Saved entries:
* * * * *

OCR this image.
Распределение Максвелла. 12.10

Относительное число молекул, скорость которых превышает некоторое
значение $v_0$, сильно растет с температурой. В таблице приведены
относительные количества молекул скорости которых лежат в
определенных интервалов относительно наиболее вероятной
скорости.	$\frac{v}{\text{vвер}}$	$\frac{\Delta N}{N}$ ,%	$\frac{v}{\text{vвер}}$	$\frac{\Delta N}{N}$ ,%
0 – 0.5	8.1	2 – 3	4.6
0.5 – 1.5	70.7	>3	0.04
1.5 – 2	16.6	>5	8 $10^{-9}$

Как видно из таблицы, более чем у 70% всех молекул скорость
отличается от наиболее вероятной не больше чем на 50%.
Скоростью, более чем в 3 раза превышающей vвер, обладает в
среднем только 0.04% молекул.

* * * * *

Select and copy every line of the material that holds the string "наиболее".

определенных интервалов относительно наиболее вероятной
отличается от наиболее вероятной не больше чем на 50%.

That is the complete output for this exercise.